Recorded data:

..........

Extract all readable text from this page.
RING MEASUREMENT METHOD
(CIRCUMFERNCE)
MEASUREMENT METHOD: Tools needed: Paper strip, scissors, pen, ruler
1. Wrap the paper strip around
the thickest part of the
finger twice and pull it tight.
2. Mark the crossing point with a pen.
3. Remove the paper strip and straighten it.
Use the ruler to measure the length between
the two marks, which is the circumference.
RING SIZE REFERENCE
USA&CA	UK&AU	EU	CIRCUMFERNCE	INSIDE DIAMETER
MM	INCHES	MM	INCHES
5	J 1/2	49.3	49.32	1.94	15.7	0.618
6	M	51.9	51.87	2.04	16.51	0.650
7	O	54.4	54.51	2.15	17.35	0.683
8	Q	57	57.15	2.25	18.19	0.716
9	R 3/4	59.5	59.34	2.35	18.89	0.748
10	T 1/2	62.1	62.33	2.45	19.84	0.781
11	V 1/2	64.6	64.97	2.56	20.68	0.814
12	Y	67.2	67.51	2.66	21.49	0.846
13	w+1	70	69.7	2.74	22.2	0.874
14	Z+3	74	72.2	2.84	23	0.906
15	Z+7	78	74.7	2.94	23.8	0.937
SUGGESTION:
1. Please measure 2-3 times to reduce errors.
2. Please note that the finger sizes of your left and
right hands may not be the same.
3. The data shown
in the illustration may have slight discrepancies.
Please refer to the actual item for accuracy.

..........

From the records given above, copy all lines containing "RING".

RING MEASUREMENT METHOD
RING SIZE REFERENCE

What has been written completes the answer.